Exact reproduction of the data is required, with images excluded.

········

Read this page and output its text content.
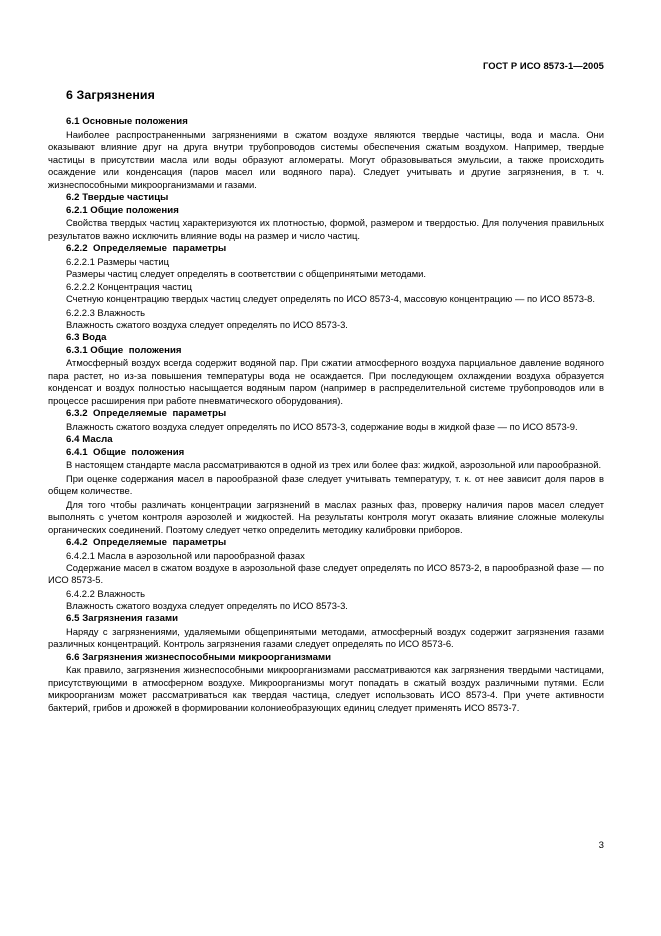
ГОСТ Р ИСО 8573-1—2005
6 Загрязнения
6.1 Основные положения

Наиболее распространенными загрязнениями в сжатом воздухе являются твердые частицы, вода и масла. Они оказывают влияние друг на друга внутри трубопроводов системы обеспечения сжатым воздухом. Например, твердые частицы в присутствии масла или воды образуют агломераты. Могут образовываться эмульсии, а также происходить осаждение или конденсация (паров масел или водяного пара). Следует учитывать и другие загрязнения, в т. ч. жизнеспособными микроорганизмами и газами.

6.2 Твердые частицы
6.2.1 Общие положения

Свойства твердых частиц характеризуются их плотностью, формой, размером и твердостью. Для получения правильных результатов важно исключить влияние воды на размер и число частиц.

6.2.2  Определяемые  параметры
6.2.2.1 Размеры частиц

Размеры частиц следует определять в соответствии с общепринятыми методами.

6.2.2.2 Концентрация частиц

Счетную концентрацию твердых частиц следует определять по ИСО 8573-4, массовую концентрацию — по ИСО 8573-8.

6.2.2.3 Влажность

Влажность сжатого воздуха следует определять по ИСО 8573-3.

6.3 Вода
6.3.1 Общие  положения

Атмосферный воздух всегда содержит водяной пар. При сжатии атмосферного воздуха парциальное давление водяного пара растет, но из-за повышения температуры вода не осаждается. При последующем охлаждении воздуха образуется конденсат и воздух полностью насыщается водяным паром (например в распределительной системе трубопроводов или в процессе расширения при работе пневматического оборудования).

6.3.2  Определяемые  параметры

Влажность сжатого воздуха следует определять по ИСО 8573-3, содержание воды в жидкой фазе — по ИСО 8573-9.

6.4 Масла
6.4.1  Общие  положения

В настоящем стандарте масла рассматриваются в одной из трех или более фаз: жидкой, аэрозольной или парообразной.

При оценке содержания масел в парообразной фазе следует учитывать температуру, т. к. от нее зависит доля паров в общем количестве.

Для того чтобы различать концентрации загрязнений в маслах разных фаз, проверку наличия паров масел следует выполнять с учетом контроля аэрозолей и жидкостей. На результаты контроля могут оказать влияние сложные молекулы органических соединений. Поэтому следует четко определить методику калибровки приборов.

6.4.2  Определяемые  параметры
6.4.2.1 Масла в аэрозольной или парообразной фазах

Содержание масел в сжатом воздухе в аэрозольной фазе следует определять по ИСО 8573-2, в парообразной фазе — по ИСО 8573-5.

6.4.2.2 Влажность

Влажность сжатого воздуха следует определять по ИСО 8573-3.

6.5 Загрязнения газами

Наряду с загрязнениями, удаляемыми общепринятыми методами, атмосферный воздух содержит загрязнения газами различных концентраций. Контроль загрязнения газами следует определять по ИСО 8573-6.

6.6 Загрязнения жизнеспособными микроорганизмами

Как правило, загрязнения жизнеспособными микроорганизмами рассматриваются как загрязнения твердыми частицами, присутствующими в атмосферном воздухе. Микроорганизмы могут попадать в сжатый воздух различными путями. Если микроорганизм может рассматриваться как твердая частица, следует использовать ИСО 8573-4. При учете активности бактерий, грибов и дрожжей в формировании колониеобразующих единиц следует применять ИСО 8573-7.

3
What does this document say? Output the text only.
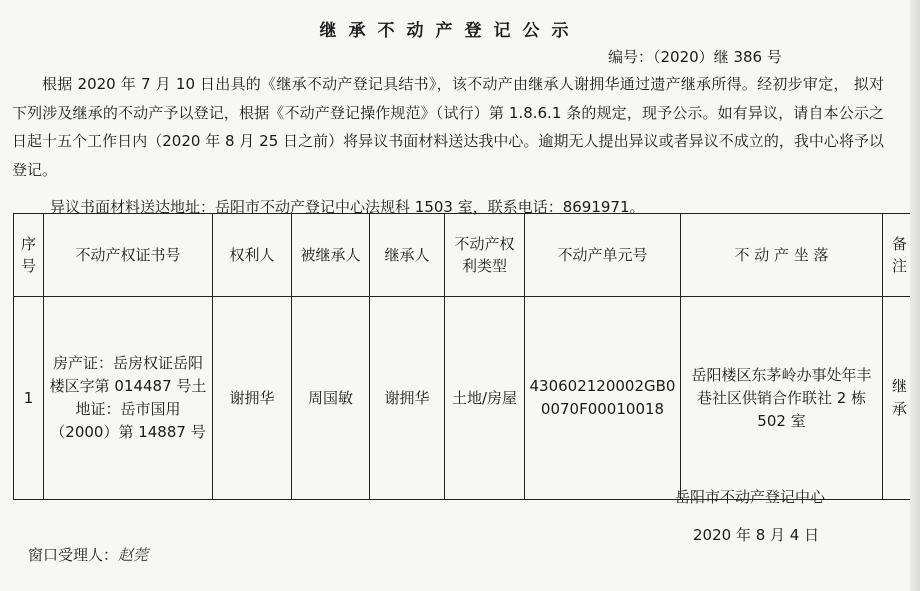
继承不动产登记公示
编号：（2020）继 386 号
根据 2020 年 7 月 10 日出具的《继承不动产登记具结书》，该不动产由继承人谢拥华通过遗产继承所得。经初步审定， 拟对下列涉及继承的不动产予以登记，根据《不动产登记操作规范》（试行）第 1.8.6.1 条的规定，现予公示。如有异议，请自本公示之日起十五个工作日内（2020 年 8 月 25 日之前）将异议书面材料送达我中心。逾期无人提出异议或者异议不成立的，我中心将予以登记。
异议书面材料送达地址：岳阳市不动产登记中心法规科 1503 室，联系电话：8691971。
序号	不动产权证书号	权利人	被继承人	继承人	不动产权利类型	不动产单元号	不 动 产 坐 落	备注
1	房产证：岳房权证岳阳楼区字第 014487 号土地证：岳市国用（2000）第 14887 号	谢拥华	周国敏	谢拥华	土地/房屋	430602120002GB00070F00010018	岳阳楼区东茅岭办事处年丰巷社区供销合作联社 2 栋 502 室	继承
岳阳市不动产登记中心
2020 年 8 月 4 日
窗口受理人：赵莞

········

- **Correct answer**:
Read this page and output its text content.
ГОСТ Р ИСО 8573-1—2005
6 Загрязнения
6.1 Основные положения

Наиболее распространенными загрязнениями в сжатом воздухе являются твердые частицы, вода и масла. Они оказывают влияние друг на друга внутри трубопроводов системы обеспечения сжатым воздухом. Например, твердые частицы в присутствии масла или воды образуют агломераты. Могут образовываться эмульсии, а также происходить осаждение или конденсация (паров масел или водяного пара). Следует учитывать и другие загрязнения, в т. ч. жизнеспособными микроорганизмами и газами.

6.2 Твердые частицы
6.2.1 Общие положения

Свойства твердых частиц характеризуются их плотностью, формой, размером и твердостью. Для получения правильных результатов важно исключить влияние воды на размер и число частиц.

6.2.2  Определяемые  параметры
6.2.2.1 Размеры частиц

Размеры частиц следует определять в соответствии с общепринятыми методами.

6.2.2.2 Концентрация частиц

Счетную концентрацию твердых частиц следует определять по ИСО 8573-4, массовую концентрацию — по ИСО 8573-8.

6.2.2.3 Влажность

Влажность сжатого воздуха следует определять по ИСО 8573-3.

6.3 Вода
6.3.1 Общие  положения

Атмосферный воздух всегда содержит водяной пар. При сжатии атмосферного воздуха парциальное давление водяного пара растет, но из-за повышения температуры вода не осаждается. При последующем охлаждении воздуха образуется конденсат и воздух полностью насыщается водяным паром (например в распределительной системе трубопроводов или в процессе расширения при работе пневматического оборудования).

6.3.2  Определяемые  параметры

Влажность сжатого воздуха следует определять по ИСО 8573-3, содержание воды в жидкой фазе — по ИСО 8573-9.

6.4 Масла
6.4.1  Общие  положения

В настоящем стандарте масла рассматриваются в одной из трех или более фаз: жидкой, аэрозольной или парообразной.

При оценке содержания масел в парообразной фазе следует учитывать температуру, т. к. от нее зависит доля паров в общем количестве.

Для того чтобы различать концентрации загрязнений в маслах разных фаз, проверку наличия паров масел следует выполнять с учетом контроля аэрозолей и жидкостей. На результаты контроля могут оказать влияние сложные молекулы органических соединений. Поэтому следует четко определить методику калибровки приборов.

6.4.2  Определяемые  параметры
6.4.2.1 Масла в аэрозольной или парообразной фазах

Содержание масел в сжатом воздухе в аэрозольной фазе следует определять по ИСО 8573-2, в парообразной фазе — по ИСО 8573-5.

6.4.2.2 Влажность

Влажность сжатого воздуха следует определять по ИСО 8573-3.

6.5 Загрязнения газами

Наряду с загрязнениями, удаляемыми общепринятыми методами, атмосферный воздух содержит загрязнения газами различных концентраций. Контроль загрязнения газами следует определять по ИСО 8573-6.

6.6 Загрязнения жизнеспособными микроорганизмами

Как правило, загрязнения жизнеспособными микроорганизмами рассматриваются как загрязнения твердыми частицами, присутствующими в атмосферном воздухе. Микроорганизмы могут попадать в сжатый воздух различными путями. Если микроорганизм может рассматриваться как твердая частица, следует использовать ИСО 8573-4. При учете активности бактерий, грибов и дрожжей в формировании колониеобразующих единиц следует применять ИСО 8573-7.

3
What does this document say? Output the text only.
继承不动产登记公示
编号：（2020）继 386 号
根据 2020 年 7 月 10 日出具的《继承不动产登记具结书》，该不动产由继承人谢拥华通过遗产继承所得。经初步审定， 拟对下列涉及继承的不动产予以登记，根据《不动产登记操作规范》（试行）第 1.8.6.1 条的规定，现予公示。如有异议，请自本公示之日起十五个工作日内（2020 年 8 月 25 日之前）将异议书面材料送达我中心。逾期无人提出异议或者异议不成立的，我中心将予以登记。
异议书面材料送达地址：岳阳市不动产登记中心法规科 1503 室，联系电话：8691971。
序号	不动产权证书号	权利人	被继承人	继承人	不动产权利类型	不动产单元号	不 动 产 坐 落	备注
1	房产证：岳房权证岳阳楼区字第 014487 号土地证：岳市国用（2000）第 14887 号	谢拥华	周国敏	谢拥华	土地/房屋	430602120002GB00070F00010018	岳阳楼区东茅岭办事处年丰巷社区供销合作联社 2 栋 502 室	继承
岳阳市不动产登记中心
2020 年 8 月 4 日
窗口受理人：赵莞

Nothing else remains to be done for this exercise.